- EXERCISE DESCRIPTION -
Copy the entries below, from the line with "Annotate this image: element" through the line with "menu-file[interactable]: File —", including both of those lines. Omit the pictures.

- TASK DATA -

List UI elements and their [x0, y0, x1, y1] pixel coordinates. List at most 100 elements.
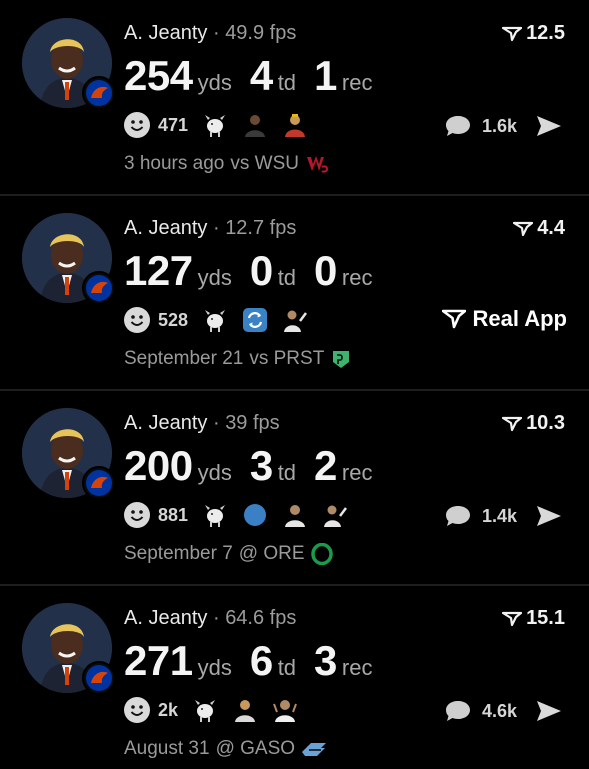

...

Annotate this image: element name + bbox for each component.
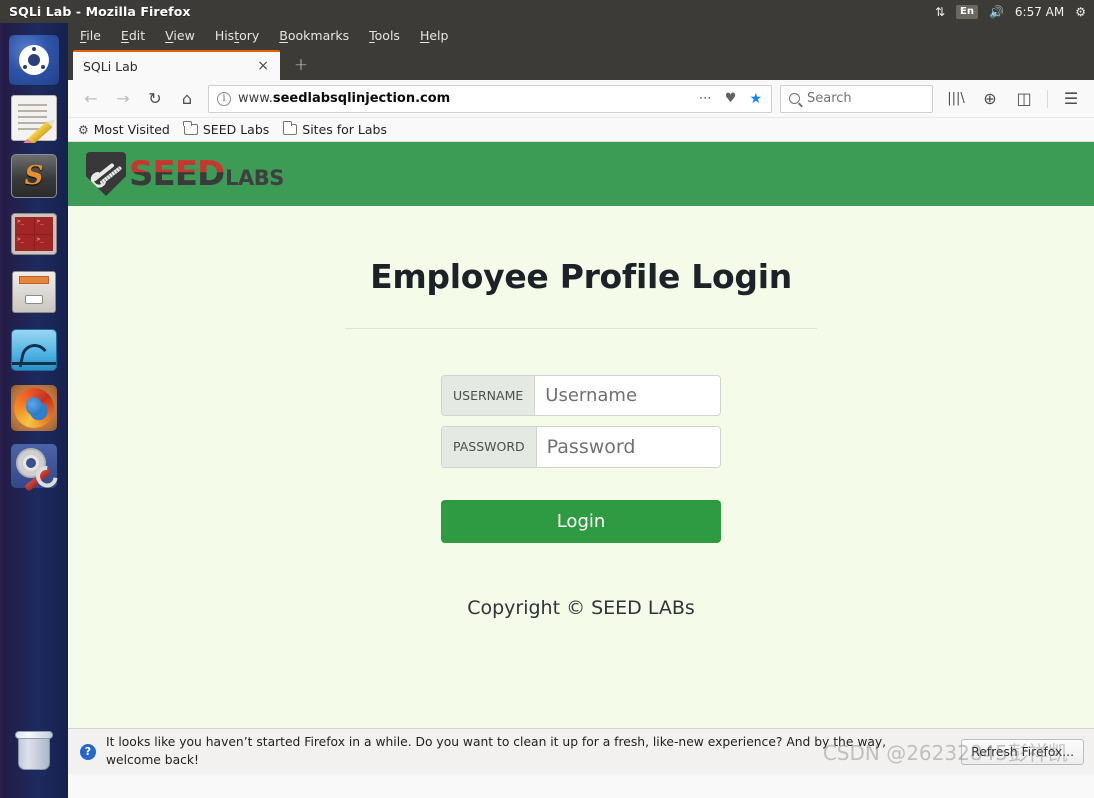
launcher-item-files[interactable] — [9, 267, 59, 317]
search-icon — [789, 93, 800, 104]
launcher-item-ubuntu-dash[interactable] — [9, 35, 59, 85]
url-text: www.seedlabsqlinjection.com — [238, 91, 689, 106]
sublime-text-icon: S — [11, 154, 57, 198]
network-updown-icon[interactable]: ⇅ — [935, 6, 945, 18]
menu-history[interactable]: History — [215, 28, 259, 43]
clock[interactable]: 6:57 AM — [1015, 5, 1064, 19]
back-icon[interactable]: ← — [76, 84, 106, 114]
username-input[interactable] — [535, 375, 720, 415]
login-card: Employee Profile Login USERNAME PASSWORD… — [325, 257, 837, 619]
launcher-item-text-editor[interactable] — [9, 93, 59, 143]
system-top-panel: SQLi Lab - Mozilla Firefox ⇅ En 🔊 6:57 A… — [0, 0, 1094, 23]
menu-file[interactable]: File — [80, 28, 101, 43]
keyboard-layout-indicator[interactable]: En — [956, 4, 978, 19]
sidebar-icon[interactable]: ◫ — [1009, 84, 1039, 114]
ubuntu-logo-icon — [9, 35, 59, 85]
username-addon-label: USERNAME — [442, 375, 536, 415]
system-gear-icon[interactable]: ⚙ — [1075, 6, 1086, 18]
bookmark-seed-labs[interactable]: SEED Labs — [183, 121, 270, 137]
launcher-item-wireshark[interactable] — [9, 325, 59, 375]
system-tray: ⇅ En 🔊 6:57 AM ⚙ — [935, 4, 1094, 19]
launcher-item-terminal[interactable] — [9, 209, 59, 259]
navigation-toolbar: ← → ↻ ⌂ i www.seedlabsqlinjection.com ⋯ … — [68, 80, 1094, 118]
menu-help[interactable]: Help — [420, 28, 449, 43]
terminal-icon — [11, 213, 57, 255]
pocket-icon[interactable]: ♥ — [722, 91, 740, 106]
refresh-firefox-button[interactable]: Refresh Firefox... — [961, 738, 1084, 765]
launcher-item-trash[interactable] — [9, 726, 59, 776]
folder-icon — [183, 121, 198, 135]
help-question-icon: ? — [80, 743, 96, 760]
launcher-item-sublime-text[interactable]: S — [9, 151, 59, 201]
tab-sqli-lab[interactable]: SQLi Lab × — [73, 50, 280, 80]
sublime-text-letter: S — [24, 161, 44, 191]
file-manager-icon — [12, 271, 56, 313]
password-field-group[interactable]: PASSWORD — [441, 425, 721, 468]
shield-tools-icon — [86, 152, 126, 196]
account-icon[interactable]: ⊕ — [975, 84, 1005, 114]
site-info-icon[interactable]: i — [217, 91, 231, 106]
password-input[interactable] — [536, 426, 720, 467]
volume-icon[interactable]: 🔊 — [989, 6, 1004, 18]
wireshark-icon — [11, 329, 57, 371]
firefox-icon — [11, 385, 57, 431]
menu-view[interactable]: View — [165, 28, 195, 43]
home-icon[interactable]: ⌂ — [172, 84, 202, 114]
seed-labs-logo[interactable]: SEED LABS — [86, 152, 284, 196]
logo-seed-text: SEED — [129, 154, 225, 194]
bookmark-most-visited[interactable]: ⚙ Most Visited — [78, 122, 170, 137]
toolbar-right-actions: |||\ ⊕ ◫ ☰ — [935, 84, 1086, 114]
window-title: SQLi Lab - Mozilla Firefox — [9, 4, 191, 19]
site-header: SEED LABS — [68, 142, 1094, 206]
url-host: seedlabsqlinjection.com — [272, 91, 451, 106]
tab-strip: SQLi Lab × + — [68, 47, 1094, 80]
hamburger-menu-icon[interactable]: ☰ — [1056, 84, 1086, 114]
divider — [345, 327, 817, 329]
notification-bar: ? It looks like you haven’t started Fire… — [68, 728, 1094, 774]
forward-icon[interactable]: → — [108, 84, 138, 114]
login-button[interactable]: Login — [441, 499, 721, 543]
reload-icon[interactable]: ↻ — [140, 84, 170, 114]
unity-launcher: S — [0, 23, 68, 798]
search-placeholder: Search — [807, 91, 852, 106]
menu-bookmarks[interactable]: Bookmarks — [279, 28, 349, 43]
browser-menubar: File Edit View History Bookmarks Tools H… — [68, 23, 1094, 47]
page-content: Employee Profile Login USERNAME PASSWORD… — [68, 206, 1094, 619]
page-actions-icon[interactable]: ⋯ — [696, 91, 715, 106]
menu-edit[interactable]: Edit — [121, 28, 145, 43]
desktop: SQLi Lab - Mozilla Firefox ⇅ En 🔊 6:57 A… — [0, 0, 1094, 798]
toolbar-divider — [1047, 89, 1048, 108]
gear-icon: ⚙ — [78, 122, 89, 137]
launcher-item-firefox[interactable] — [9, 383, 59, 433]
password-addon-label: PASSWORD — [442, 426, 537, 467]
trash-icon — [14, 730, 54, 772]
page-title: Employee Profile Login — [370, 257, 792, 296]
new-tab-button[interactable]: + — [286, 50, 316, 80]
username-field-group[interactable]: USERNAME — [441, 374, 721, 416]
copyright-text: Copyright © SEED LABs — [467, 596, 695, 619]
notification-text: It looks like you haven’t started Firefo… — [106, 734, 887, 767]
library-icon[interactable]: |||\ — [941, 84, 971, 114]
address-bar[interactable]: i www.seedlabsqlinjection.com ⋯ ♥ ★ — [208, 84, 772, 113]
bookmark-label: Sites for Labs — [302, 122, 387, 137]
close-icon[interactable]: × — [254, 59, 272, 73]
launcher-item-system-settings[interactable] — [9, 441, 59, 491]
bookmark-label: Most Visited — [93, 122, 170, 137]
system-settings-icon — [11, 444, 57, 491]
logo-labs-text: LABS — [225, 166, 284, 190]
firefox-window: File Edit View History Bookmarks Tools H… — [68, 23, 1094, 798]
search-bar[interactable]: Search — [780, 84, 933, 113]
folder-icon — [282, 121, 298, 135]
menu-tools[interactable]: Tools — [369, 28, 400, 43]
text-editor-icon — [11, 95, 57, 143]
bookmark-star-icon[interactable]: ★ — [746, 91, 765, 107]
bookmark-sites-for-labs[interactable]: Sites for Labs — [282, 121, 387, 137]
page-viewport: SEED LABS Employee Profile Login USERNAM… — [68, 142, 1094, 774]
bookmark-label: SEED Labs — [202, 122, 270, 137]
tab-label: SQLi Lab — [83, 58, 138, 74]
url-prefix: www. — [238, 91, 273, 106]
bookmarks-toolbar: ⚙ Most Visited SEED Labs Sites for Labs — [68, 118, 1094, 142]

- SOLUTION -
Annotate this image: element name + bbox for each component.
launcher-item-files[interactable] — [9, 267, 59, 317]
search-icon — [789, 93, 800, 104]
launcher-item-ubuntu-dash[interactable] — [9, 35, 59, 85]
url-text: www.seedlabsqlinjection.com — [238, 91, 689, 106]
sublime-text-icon: S — [11, 154, 57, 198]
network-updown-icon[interactable]: ⇅ — [935, 6, 945, 18]
menu-history[interactable]: History — [215, 28, 259, 43]
clock[interactable]: 6:57 AM — [1015, 5, 1064, 19]
back-icon[interactable]: ← — [76, 84, 106, 114]
username-input[interactable] — [535, 375, 720, 415]
login-card: Employee Profile Login USERNAME PASSWORD… — [325, 257, 837, 619]
launcher-item-text-editor[interactable] — [9, 93, 59, 143]
system-top-panel: SQLi Lab - Mozilla Firefox ⇅ En 🔊 6:57 A… — [0, 0, 1094, 23]
menu-file[interactable]: File — [80, 28, 101, 43]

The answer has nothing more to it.